** BEGIN Listing **

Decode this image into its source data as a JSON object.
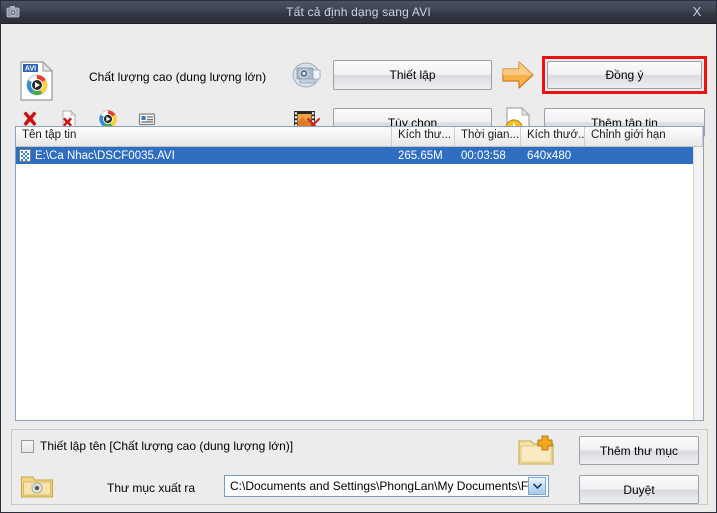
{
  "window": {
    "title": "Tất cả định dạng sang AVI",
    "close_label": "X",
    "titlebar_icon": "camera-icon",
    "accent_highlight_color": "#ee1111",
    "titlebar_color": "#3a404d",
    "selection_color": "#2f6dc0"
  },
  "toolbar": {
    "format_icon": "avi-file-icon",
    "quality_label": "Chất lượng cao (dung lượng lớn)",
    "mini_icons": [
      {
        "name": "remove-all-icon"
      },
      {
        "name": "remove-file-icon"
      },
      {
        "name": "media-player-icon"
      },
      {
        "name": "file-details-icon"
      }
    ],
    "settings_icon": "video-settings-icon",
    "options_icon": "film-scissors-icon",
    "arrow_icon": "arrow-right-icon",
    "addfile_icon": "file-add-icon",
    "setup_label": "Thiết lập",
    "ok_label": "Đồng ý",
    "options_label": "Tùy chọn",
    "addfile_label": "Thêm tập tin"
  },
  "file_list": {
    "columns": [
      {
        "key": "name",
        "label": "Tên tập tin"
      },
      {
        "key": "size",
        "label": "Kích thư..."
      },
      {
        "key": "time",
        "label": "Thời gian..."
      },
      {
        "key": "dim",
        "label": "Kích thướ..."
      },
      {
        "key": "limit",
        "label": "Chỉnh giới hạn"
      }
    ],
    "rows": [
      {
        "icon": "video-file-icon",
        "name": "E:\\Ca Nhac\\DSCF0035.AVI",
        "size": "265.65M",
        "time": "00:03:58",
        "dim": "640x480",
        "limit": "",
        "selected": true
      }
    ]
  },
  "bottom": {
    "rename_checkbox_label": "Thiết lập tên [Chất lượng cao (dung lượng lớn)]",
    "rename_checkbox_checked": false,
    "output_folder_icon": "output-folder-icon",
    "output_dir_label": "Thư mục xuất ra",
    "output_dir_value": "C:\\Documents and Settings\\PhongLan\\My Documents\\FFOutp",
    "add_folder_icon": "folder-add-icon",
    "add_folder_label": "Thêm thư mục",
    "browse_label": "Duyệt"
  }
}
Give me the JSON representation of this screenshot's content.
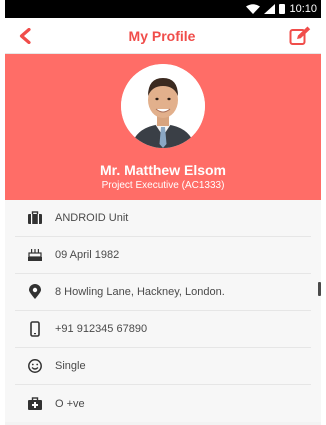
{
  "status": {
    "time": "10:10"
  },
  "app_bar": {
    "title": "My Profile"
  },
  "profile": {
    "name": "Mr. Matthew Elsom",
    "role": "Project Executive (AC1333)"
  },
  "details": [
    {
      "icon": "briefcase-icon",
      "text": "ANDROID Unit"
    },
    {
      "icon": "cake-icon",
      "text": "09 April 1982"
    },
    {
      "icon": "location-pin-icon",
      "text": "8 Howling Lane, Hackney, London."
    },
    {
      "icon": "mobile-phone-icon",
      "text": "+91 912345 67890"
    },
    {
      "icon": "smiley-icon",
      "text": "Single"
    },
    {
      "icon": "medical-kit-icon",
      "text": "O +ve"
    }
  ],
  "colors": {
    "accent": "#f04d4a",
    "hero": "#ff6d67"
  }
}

** END Listing **
** BEGIN Listing **

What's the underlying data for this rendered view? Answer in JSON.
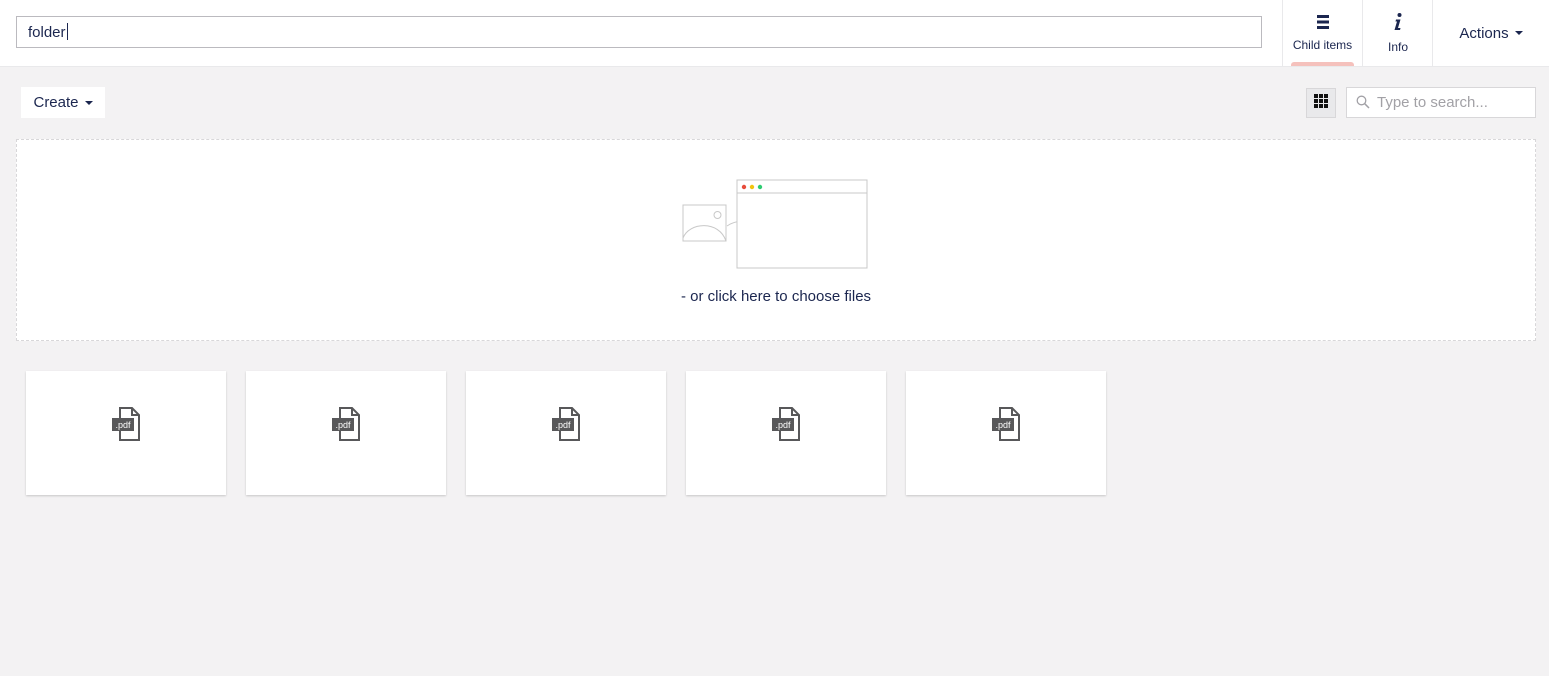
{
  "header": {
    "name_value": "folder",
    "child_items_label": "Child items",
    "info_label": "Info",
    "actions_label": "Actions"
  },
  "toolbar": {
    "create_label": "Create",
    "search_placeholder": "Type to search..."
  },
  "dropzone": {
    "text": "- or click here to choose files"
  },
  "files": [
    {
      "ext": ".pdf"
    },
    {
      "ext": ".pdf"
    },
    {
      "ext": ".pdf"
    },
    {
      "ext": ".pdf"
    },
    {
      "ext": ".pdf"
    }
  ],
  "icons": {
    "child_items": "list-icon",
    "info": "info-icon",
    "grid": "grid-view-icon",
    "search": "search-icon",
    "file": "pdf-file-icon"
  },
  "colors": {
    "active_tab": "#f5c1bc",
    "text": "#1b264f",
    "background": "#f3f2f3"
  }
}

** END Listing **

* _Aim of the task_
The word "JSON" appears in how many lines of the data? Answer with only the number.

* _Exercise answer_
3